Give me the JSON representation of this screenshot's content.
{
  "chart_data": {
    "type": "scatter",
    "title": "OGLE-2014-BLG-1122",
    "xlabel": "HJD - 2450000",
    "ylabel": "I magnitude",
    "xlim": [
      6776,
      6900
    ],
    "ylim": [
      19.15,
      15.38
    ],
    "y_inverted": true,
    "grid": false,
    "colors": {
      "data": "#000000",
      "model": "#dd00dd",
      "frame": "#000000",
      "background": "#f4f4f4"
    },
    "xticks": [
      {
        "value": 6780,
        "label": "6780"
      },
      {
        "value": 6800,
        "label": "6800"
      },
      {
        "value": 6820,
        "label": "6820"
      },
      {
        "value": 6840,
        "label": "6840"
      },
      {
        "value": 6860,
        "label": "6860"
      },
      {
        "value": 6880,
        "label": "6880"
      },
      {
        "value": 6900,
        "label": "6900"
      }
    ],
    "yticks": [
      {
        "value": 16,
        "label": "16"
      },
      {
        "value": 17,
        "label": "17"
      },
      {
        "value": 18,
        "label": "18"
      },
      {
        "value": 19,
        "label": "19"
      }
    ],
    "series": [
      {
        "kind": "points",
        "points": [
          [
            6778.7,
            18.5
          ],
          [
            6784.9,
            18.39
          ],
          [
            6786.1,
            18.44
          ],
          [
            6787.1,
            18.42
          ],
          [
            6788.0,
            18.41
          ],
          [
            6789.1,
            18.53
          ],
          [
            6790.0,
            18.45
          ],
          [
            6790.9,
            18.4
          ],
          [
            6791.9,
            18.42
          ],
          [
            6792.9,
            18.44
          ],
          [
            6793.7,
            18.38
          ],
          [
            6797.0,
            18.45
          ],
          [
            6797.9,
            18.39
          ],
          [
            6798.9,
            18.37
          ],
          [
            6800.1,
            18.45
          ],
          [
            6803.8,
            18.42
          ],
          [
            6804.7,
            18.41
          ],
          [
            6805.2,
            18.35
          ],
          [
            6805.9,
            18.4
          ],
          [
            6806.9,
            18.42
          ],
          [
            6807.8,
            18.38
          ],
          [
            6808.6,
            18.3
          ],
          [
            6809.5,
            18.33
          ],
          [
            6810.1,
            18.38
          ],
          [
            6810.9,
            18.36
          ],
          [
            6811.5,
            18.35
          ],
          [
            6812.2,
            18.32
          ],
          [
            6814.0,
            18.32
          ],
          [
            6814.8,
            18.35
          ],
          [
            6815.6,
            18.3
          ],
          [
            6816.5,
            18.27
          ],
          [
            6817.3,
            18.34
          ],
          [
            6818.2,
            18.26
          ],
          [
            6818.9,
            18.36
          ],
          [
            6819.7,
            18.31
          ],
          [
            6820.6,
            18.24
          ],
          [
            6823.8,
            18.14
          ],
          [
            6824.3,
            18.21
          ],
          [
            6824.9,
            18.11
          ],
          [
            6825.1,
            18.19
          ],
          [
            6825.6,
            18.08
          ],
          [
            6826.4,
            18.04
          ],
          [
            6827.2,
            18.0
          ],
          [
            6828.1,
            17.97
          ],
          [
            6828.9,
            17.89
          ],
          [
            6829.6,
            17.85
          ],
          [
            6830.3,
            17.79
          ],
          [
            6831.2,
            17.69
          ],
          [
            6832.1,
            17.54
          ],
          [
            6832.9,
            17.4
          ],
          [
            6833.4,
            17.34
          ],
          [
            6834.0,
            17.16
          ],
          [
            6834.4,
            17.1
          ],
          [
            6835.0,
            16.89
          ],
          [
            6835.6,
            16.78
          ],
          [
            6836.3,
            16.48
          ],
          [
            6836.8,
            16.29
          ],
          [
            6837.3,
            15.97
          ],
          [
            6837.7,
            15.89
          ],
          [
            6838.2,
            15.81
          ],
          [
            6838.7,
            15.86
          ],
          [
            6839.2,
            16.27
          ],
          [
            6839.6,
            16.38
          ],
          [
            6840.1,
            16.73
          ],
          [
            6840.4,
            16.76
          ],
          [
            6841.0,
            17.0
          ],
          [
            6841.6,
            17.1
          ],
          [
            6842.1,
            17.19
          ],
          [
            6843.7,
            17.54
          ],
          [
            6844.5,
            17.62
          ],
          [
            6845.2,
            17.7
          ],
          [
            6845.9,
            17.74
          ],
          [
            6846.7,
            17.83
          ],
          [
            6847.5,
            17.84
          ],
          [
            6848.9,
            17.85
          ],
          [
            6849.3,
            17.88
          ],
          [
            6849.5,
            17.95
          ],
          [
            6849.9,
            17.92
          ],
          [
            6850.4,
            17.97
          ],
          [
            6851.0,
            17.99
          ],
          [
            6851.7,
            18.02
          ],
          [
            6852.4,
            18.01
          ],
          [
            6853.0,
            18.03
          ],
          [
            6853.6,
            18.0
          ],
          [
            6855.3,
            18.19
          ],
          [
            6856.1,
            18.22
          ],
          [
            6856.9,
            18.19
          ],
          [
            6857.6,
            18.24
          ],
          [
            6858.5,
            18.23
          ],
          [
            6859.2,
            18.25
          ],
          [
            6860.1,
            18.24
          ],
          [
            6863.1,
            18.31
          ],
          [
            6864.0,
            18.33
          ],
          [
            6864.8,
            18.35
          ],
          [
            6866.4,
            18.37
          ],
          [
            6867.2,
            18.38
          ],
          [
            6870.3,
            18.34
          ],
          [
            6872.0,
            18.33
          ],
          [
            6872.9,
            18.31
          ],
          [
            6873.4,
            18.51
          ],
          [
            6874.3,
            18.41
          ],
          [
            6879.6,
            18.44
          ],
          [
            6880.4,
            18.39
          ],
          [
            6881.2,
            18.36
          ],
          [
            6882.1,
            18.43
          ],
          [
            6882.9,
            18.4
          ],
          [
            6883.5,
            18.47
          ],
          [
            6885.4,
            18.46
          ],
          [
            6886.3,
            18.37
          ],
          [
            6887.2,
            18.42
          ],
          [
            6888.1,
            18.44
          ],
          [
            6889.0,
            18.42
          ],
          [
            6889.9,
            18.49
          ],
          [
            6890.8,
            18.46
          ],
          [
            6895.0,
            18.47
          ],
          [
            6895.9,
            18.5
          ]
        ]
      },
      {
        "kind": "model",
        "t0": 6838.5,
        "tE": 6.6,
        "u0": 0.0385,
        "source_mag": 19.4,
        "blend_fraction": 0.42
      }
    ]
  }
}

THE PROBLEM
Give only the number of lines in the records that contain the string "value".

RESULT OF THIS EXERCISE
11